[Objective]
Return the full listing exactly as it is written.

# # # # # # #

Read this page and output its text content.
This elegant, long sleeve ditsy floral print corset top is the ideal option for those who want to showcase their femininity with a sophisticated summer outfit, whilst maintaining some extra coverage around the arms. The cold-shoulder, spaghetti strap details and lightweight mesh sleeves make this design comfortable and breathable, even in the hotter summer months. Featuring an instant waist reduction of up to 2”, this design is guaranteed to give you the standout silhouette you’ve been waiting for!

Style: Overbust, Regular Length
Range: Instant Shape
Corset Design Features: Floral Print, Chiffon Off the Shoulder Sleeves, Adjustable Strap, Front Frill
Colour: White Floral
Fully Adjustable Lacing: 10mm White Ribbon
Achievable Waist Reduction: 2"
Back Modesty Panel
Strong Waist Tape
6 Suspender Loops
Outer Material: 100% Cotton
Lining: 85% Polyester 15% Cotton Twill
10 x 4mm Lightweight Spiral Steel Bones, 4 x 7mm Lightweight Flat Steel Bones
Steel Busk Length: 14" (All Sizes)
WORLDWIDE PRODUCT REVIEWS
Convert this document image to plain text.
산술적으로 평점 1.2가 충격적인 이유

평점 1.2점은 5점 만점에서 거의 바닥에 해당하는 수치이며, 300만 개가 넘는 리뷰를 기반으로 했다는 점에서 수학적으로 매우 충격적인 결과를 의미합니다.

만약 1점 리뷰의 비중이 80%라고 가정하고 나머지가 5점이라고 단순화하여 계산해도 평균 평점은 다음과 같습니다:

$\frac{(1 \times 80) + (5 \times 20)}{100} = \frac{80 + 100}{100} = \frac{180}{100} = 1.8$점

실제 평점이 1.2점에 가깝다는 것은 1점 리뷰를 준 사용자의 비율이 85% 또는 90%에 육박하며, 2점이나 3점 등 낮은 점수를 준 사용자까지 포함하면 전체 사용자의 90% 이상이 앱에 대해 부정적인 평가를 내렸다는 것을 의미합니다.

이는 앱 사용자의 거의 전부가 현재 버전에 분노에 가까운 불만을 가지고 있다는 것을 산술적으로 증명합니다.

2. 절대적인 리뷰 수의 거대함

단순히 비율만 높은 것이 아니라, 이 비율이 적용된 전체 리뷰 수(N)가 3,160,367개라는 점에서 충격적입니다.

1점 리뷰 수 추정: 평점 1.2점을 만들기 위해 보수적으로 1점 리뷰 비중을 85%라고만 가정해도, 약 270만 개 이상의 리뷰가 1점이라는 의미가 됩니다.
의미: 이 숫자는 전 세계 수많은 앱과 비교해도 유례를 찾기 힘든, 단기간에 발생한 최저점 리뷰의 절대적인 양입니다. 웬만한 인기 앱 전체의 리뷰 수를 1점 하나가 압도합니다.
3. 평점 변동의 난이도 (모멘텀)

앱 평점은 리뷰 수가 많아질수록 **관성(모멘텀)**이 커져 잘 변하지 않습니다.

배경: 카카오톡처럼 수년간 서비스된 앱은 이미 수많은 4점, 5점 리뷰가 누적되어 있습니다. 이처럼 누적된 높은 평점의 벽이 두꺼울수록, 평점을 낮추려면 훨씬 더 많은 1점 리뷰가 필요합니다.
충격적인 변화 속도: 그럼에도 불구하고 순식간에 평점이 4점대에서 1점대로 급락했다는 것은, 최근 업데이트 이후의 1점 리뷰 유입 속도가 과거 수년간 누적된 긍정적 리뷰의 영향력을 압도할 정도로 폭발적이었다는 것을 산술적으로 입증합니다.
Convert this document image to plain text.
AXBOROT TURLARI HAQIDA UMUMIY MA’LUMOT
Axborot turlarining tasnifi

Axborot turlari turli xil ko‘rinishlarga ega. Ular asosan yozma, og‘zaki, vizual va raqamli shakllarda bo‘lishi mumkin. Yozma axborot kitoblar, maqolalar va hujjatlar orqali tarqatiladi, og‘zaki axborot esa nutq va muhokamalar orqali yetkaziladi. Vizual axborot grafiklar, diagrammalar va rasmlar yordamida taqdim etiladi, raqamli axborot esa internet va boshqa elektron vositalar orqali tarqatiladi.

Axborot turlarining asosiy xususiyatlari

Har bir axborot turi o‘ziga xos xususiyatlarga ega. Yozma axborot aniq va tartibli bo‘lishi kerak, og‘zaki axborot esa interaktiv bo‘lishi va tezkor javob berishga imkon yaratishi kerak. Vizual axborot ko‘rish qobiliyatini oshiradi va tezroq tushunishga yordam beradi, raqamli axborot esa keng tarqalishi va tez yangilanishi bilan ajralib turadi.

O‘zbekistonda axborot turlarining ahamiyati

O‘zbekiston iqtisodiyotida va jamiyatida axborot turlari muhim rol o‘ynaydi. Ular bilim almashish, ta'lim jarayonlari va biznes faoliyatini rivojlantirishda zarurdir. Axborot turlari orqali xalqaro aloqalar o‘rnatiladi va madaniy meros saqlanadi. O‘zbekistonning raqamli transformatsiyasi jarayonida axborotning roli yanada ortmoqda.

# # # # # # #

[Task output]
Read this page and output its text content.
This elegant, long sleeve ditsy floral print corset top is the ideal option for those who want to showcase their femininity with a sophisticated summer outfit, whilst maintaining some extra coverage around the arms. The cold-shoulder, spaghetti strap details and lightweight mesh sleeves make this design comfortable and breathable, even in the hotter summer months. Featuring an instant waist reduction of up to 2”, this design is guaranteed to give you the standout silhouette you’ve been waiting for!

Style: Overbust, Regular Length
Range: Instant Shape
Corset Design Features: Floral Print, Chiffon Off the Shoulder Sleeves, Adjustable Strap, Front Frill
Colour: White Floral
Fully Adjustable Lacing: 10mm White Ribbon
Achievable Waist Reduction: 2"
Back Modesty Panel
Strong Waist Tape
6 Suspender Loops
Outer Material: 100% Cotton
Lining: 85% Polyester 15% Cotton Twill
10 x 4mm Lightweight Spiral Steel Bones, 4 x 7mm Lightweight Flat Steel Bones
Steel Busk Length: 14" (All Sizes)
WORLDWIDE PRODUCT REVIEWS
Convert this document image to plain text.
산술적으로 평점 1.2가 충격적인 이유

평점 1.2점은 5점 만점에서 거의 바닥에 해당하는 수치이며, 300만 개가 넘는 리뷰를 기반으로 했다는 점에서 수학적으로 매우 충격적인 결과를 의미합니다.

만약 1점 리뷰의 비중이 80%라고 가정하고 나머지가 5점이라고 단순화하여 계산해도 평균 평점은 다음과 같습니다:

$\frac{(1 \times 80) + (5 \times 20)}{100} = \frac{80 + 100}{100} = \frac{180}{100} = 1.8$점

실제 평점이 1.2점에 가깝다는 것은 1점 리뷰를 준 사용자의 비율이 85% 또는 90%에 육박하며, 2점이나 3점 등 낮은 점수를 준 사용자까지 포함하면 전체 사용자의 90% 이상이 앱에 대해 부정적인 평가를 내렸다는 것을 의미합니다.

이는 앱 사용자의 거의 전부가 현재 버전에 분노에 가까운 불만을 가지고 있다는 것을 산술적으로 증명합니다.

2. 절대적인 리뷰 수의 거대함

단순히 비율만 높은 것이 아니라, 이 비율이 적용된 전체 리뷰 수(N)가 3,160,367개라는 점에서 충격적입니다.

1점 리뷰 수 추정: 평점 1.2점을 만들기 위해 보수적으로 1점 리뷰 비중을 85%라고만 가정해도, 약 270만 개 이상의 리뷰가 1점이라는 의미가 됩니다.
의미: 이 숫자는 전 세계 수많은 앱과 비교해도 유례를 찾기 힘든, 단기간에 발생한 최저점 리뷰의 절대적인 양입니다. 웬만한 인기 앱 전체의 리뷰 수를 1점 하나가 압도합니다.
3. 평점 변동의 난이도 (모멘텀)

앱 평점은 리뷰 수가 많아질수록 **관성(모멘텀)**이 커져 잘 변하지 않습니다.

배경: 카카오톡처럼 수년간 서비스된 앱은 이미 수많은 4점, 5점 리뷰가 누적되어 있습니다. 이처럼 누적된 높은 평점의 벽이 두꺼울수록, 평점을 낮추려면 훨씬 더 많은 1점 리뷰가 필요합니다.
충격적인 변화 속도: 그럼에도 불구하고 순식간에 평점이 4점대에서 1점대로 급락했다는 것은, 최근 업데이트 이후의 1점 리뷰 유입 속도가 과거 수년간 누적된 긍정적 리뷰의 영향력을 압도할 정도로 폭발적이었다는 것을 산술적으로 입증합니다.
Convert this document image to plain text.
AXBOROT TURLARI HAQIDA UMUMIY MA’LUMOT
Axborot turlarining tasnifi

Axborot turlari turli xil ko‘rinishlarga ega. Ular asosan yozma, og‘zaki, vizual va raqamli shakllarda bo‘lishi mumkin. Yozma axborot kitoblar, maqolalar va hujjatlar orqali tarqatiladi, og‘zaki axborot esa nutq va muhokamalar orqali yetkaziladi. Vizual axborot grafiklar, diagrammalar va rasmlar yordamida taqdim etiladi, raqamli axborot esa internet va boshqa elektron vositalar orqali tarqatiladi.

Axborot turlarining asosiy xususiyatlari

Har bir axborot turi o‘ziga xos xususiyatlarga ega. Yozma axborot aniq va tartibli bo‘lishi kerak, og‘zaki axborot esa interaktiv bo‘lishi va tezkor javob berishga imkon yaratishi kerak. Vizual axborot ko‘rish qobiliyatini oshiradi va tezroq tushunishga yordam beradi, raqamli axborot esa keng tarqalishi va tez yangilanishi bilan ajralib turadi.

O‘zbekistonda axborot turlarining ahamiyati

O‘zbekiston iqtisodiyotida va jamiyatida axborot turlari muhim rol o‘ynaydi. Ular bilim almashish, ta'lim jarayonlari va biznes faoliyatini rivojlantirishda zarurdir. Axborot turlari orqali xalqaro aloqalar o‘rnatiladi va madaniy meros saqlanadi. O‘zbekistonning raqamli transformatsiyasi jarayonida axborotning roli yanada ortmoqda.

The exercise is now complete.